**Problem:**
Rewrite the lines of the items starting at the line containing "y-tick-label: 0.0 <box>63 345 84 360</box>" and ending at the line containing "x-tick-label: [1, 3]", replacing "Current Feature Set" with "Active Feature Set" and leaving everything else unchanged. Give back only those lines.

**Extracted records:**
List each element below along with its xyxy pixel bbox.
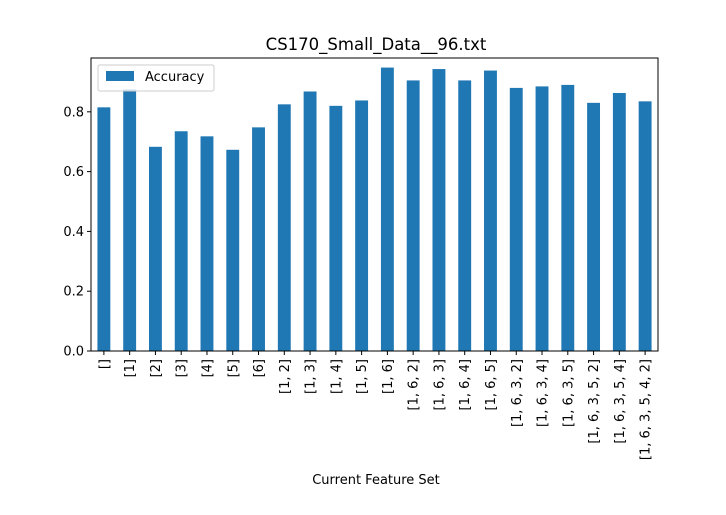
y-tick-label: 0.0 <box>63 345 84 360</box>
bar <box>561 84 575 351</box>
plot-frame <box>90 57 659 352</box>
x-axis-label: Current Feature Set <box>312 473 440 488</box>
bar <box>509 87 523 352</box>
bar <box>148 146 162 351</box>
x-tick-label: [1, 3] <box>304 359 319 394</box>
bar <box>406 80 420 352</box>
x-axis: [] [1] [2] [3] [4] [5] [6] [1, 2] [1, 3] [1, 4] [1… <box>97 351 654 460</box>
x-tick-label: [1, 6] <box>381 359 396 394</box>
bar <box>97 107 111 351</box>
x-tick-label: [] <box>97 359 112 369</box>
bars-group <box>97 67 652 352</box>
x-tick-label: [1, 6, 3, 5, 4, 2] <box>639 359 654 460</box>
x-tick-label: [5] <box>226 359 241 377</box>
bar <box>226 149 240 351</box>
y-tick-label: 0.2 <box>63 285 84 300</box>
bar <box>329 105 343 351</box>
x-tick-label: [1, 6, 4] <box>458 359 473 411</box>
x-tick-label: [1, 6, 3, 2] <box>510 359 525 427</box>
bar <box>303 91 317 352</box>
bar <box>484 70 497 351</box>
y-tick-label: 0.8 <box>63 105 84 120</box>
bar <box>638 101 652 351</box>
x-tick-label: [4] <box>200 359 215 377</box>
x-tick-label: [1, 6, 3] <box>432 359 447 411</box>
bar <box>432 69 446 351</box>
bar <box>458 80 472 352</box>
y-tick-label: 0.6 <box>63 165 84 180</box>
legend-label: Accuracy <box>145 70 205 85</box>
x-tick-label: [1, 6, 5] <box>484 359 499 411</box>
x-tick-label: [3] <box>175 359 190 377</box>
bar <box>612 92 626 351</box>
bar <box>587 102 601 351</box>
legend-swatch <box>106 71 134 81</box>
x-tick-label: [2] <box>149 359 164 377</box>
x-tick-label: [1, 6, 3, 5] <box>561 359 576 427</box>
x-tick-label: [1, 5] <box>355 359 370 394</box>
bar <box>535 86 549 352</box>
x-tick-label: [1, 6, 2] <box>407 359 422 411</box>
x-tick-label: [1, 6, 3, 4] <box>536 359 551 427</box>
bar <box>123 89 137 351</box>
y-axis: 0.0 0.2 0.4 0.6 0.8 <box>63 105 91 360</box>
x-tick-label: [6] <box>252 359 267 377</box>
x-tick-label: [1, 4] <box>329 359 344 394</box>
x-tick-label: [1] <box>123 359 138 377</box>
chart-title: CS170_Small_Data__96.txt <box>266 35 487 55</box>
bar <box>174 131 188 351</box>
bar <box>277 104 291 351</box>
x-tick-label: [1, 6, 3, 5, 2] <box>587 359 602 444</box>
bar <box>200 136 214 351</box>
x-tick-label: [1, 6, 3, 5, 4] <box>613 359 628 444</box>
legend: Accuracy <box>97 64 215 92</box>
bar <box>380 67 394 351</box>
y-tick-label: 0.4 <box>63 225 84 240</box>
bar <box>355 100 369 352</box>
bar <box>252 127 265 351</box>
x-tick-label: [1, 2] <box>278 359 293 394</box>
* * *
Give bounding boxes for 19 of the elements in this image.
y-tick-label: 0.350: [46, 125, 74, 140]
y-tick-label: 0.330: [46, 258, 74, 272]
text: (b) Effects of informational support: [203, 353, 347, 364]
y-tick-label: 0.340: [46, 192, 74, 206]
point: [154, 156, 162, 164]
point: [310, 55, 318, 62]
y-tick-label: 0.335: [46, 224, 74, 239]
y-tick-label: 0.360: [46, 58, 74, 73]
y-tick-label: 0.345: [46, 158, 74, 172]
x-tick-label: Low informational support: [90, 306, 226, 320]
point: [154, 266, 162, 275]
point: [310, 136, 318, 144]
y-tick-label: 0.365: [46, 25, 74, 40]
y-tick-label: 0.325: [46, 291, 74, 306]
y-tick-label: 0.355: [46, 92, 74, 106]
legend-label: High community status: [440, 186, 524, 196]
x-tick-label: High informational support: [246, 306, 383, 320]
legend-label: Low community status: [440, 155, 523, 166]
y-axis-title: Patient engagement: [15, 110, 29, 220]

**Response:**
y-tick-label: 0.0 <box>63 345 84 360</box>
bar <box>561 84 575 351</box>
plot-frame <box>90 57 659 352</box>
x-axis-label: Active Feature Set <box>312 473 440 488</box>
bar <box>509 87 523 352</box>
bar <box>148 146 162 351</box>
x-tick-label: [1, 3] <box>304 359 319 394</box>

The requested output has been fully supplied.